* BEGIN Input rows *

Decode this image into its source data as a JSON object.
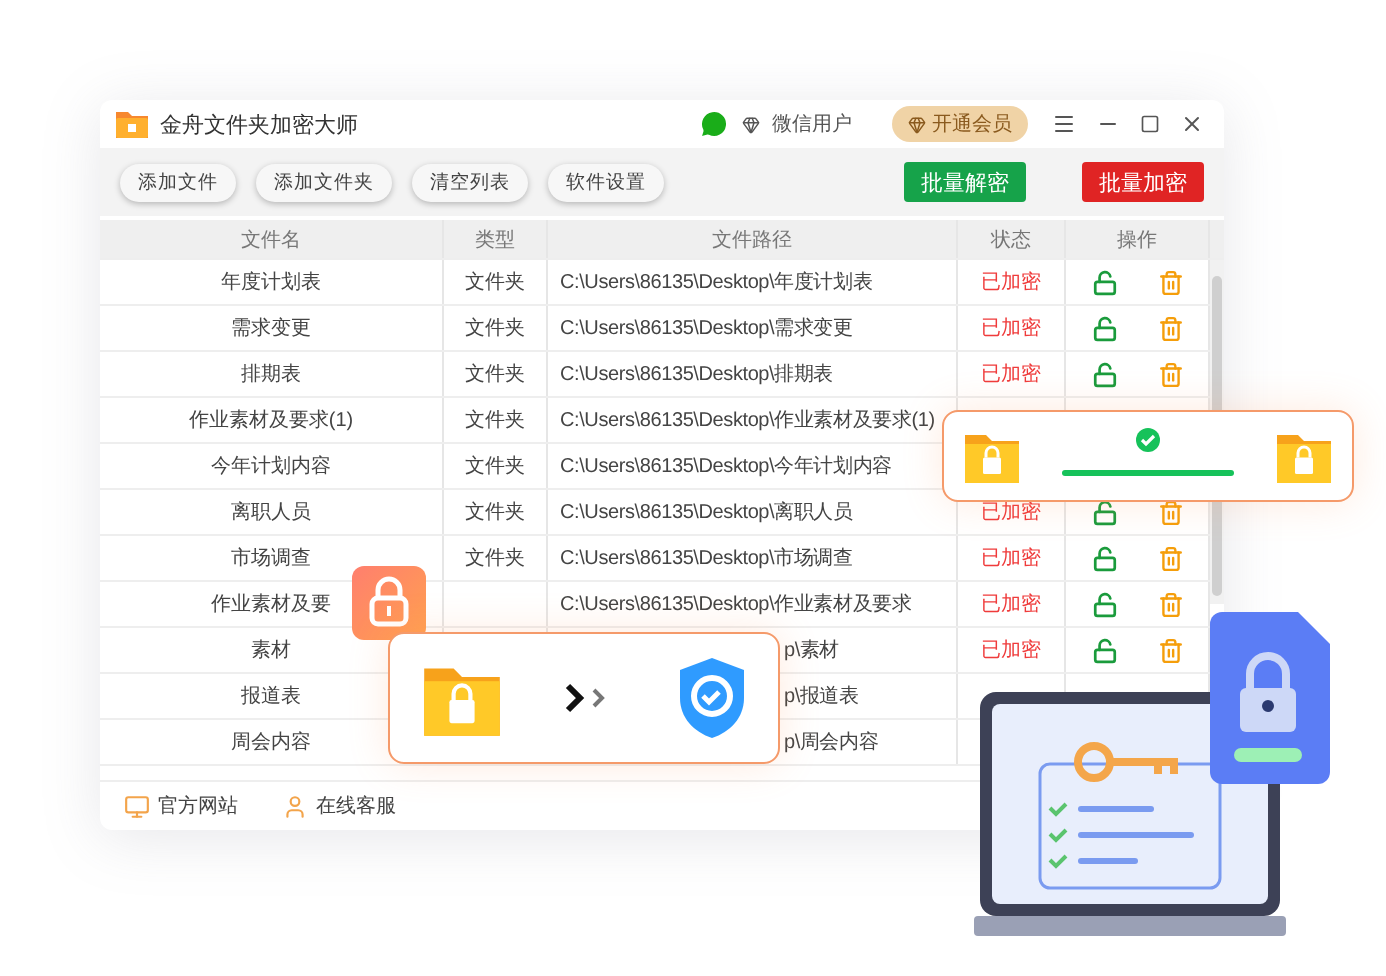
{
  "window": {
    "title": "金舟文件夹加密大师",
    "user": "微信用户",
    "vip_button": "开通会员"
  },
  "toolbar": {
    "buttons": [
      "添加文件",
      "添加文件夹",
      "清空列表",
      "软件设置"
    ],
    "decrypt_button": "批量解密",
    "encrypt_button": "批量加密"
  },
  "table": {
    "columns": [
      "文件名",
      "类型",
      "文件路径",
      "状态",
      "操作"
    ],
    "rows": [
      {
        "name": "年度计划表",
        "type": "文件夹",
        "path": "C:\\Users\\86135\\Desktop\\年度计划表",
        "path_covered": false,
        "status": "已加密",
        "actions": true
      },
      {
        "name": "需求变更",
        "type": "文件夹",
        "path": "C:\\Users\\86135\\Desktop\\需求变更",
        "path_covered": false,
        "status": "已加密",
        "actions": true
      },
      {
        "name": "排期表",
        "type": "文件夹",
        "path": "C:\\Users\\86135\\Desktop\\排期表",
        "path_covered": false,
        "status": "已加密",
        "actions": true
      },
      {
        "name": "作业素材及要求(1)",
        "type": "文件夹",
        "path": "C:\\Users\\86135\\Desktop\\作业素材及要求(1)",
        "path_covered": false
      },
      {
        "name": "今年计划内容",
        "type": "文件夹",
        "path": "C:\\Users\\86135\\Desktop\\今年计划内容",
        "path_covered": false
      },
      {
        "name": "离职人员",
        "type": "文件夹",
        "path": "C:\\Users\\86135\\Desktop\\离职人员",
        "path_covered": false,
        "status": "已加密",
        "actions": true
      },
      {
        "name": "市场调查",
        "type": "文件夹",
        "path": "C:\\Users\\86135\\Desktop\\市场调查",
        "path_covered": false,
        "status": "已加密",
        "actions": true
      },
      {
        "name": "作业素材及要",
        "path": "C:\\Users\\86135\\Desktop\\作业素材及要求",
        "path_covered": false,
        "status": "已加密",
        "actions": true
      },
      {
        "name": "素材",
        "path": "p\\素材",
        "path_covered": true,
        "status": "已加密",
        "actions": true
      },
      {
        "name": "报道表",
        "path": "p\\报道表",
        "path_covered": true
      },
      {
        "name": "周会内容",
        "path": "p\\周会内容",
        "path_covered": true
      }
    ]
  },
  "footer": {
    "links": [
      "官方网站",
      "在线客服"
    ]
  }
}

* END Input rows *

— Directions —
Take the listing and print it again exactly, but without any pictures.

— Answer for the task —
Decode this image into its source data as a JSON object.
{
  "window": {
    "title": "金舟文件夹加密大师",
    "user": "微信用户",
    "vip_button": "开通会员"
  },
  "toolbar": {
    "buttons": [
      "添加文件",
      "添加文件夹",
      "清空列表",
      "软件设置"
    ],
    "decrypt_button": "批量解密",
    "encrypt_button": "批量加密"
  },
  "table": {
    "columns": [
      "文件名",
      "类型",
      "文件路径",
      "状态",
      "操作"
    ],
    "rows": [
      {
        "name": "年度计划表",
        "type": "文件夹",
        "path": "C:\\Users\\86135\\Desktop\\年度计划表",
        "path_covered": false,
        "status": "已加密",
        "actions": true
      },
      {
        "name": "需求变更",
        "type": "文件夹",
        "path": "C:\\Users\\86135\\Desktop\\需求变更",
        "path_covered": false,
        "status": "已加密",
        "actions": true
      },
      {
        "name": "排期表",
        "type": "文件夹",
        "path": "C:\\Users\\86135\\Desktop\\排期表",
        "path_covered": false,
        "status": "已加密",
        "actions": true
      },
      {
        "name": "作业素材及要求(1)",
        "type": "文件夹",
        "path": "C:\\Users\\86135\\Desktop\\作业素材及要求(1)",
        "path_covered": false
      },
      {
        "name": "今年计划内容",
        "type": "文件夹",
        "path": "C:\\Users\\86135\\Desktop\\今年计划内容",
        "path_covered": false
      },
      {
        "name": "离职人员",
        "type": "文件夹",
        "path": "C:\\Users\\86135\\Desktop\\离职人员",
        "path_covered": false,
        "status": "已加密",
        "actions": true
      },
      {
        "name": "市场调查",
        "type": "文件夹",
        "path": "C:\\Users\\86135\\Desktop\\市场调查",
        "path_covered": false,
        "status": "已加密",
        "actions": true
      },
      {
        "name": "作业素材及要",
        "path": "C:\\Users\\86135\\Desktop\\作业素材及要求",
        "path_covered": false,
        "status": "已加密",
        "actions": true
      },
      {
        "name": "素材",
        "path": "p\\素材",
        "path_covered": true,
        "status": "已加密",
        "actions": true
      },
      {
        "name": "报道表",
        "path": "p\\报道表",
        "path_covered": true
      },
      {
        "name": "周会内容",
        "path": "p\\周会内容",
        "path_covered": true
      }
    ]
  },
  "footer": {
    "links": [
      "官方网站",
      "在线客服"
    ]
  }
}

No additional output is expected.